(Saved data entries)
• • • • • • •

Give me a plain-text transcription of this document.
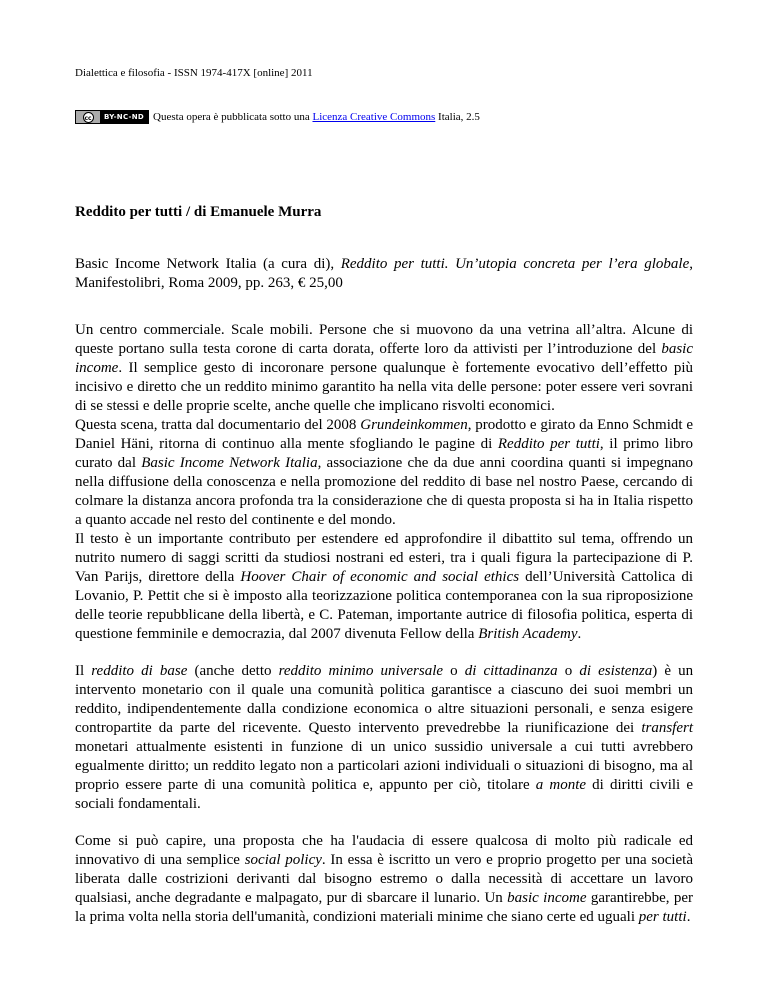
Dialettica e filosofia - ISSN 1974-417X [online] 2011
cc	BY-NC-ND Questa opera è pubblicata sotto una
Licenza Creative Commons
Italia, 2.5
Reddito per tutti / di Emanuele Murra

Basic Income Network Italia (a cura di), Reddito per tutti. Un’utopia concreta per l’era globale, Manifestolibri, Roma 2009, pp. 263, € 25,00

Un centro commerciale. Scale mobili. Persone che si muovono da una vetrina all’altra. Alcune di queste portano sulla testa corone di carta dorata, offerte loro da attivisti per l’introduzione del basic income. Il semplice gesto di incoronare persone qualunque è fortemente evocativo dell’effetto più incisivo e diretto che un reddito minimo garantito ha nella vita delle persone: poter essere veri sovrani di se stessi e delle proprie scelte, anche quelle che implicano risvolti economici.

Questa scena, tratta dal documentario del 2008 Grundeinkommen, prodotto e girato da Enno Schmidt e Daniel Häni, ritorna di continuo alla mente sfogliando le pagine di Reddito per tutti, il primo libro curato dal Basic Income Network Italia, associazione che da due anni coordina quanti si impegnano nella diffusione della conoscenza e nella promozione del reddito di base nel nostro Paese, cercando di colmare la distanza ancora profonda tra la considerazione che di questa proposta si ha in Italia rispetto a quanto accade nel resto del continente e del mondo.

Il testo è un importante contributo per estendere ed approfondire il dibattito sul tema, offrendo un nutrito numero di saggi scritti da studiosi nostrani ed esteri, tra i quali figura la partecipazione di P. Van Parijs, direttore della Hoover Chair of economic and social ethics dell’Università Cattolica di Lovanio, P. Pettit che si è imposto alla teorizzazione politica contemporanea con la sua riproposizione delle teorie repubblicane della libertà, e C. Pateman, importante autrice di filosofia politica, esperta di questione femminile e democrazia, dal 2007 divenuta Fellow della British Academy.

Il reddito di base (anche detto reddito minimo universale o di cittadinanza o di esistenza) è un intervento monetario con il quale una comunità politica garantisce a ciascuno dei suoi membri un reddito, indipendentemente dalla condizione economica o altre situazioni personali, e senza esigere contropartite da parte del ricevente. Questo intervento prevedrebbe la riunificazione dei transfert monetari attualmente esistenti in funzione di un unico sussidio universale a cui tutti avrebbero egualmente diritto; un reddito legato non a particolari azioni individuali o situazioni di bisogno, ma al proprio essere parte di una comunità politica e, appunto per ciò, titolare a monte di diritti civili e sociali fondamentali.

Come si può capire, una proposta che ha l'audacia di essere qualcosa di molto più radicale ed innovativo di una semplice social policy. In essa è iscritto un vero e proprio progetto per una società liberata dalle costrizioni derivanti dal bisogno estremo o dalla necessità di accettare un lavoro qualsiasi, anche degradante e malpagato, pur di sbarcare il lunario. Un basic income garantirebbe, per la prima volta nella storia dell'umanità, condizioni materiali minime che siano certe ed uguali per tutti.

• • • • • • •

**THE REQUEST**
Every record must be copied exactly, with images dropped from the result.

**FINISHED TASK**
Give me a plain-text transcription of this document.
Dialettica e filosofia - ISSN 1974-417X [online] 2011
cc	BY-NC-ND Questa opera è pubblicata sotto una
Licenza Creative Commons
Italia, 2.5
Reddito per tutti / di Emanuele Murra

Basic Income Network Italia (a cura di), Reddito per tutti. Un’utopia concreta per l’era globale, Manifestolibri, Roma 2009, pp. 263, € 25,00

Un centro commerciale. Scale mobili. Persone che si muovono da una vetrina all’altra. Alcune di queste portano sulla testa corone di carta dorata, offerte loro da attivisti per l’introduzione del basic income. Il semplice gesto di incoronare persone qualunque è fortemente evocativo dell’effetto più incisivo e diretto che un reddito minimo garantito ha nella vita delle persone: poter essere veri sovrani di se stessi e delle proprie scelte, anche quelle che implicano risvolti economici.

Questa scena, tratta dal documentario del 2008 Grundeinkommen, prodotto e girato da Enno Schmidt e Daniel Häni, ritorna di continuo alla mente sfogliando le pagine di Reddito per tutti, il primo libro curato dal Basic Income Network Italia, associazione che da due anni coordina quanti si impegnano nella diffusione della conoscenza e nella promozione del reddito di base nel nostro Paese, cercando di colmare la distanza ancora profonda tra la considerazione che di questa proposta si ha in Italia rispetto a quanto accade nel resto del continente e del mondo.

Il testo è un importante contributo per estendere ed approfondire il dibattito sul tema, offrendo un nutrito numero di saggi scritti da studiosi nostrani ed esteri, tra i quali figura la partecipazione di P. Van Parijs, direttore della Hoover Chair of economic and social ethics dell’Università Cattolica di Lovanio, P. Pettit che si è imposto alla teorizzazione politica contemporanea con la sua riproposizione delle teorie repubblicane della libertà, e C. Pateman, importante autrice di filosofia politica, esperta di questione femminile e democrazia, dal 2007 divenuta Fellow della British Academy.

Il reddito di base (anche detto reddito minimo universale o di cittadinanza o di esistenza) è un intervento monetario con il quale una comunità politica garantisce a ciascuno dei suoi membri un reddito, indipendentemente dalla condizione economica o altre situazioni personali, e senza esigere contropartite da parte del ricevente. Questo intervento prevedrebbe la riunificazione dei transfert monetari attualmente esistenti in funzione di un unico sussidio universale a cui tutti avrebbero egualmente diritto; un reddito legato non a particolari azioni individuali o situazioni di bisogno, ma al proprio essere parte di una comunità politica e, appunto per ciò, titolare a monte di diritti civili e sociali fondamentali.

Come si può capire, una proposta che ha l'audacia di essere qualcosa di molto più radicale ed innovativo di una semplice social policy. In essa è iscritto un vero e proprio progetto per una società liberata dalle costrizioni derivanti dal bisogno estremo o dalla necessità di accettare un lavoro qualsiasi, anche degradante e malpagato, pur di sbarcare il lunario. Un basic income garantirebbe, per la prima volta nella storia dell'umanità, condizioni materiali minime che siano certe ed uguali per tutti.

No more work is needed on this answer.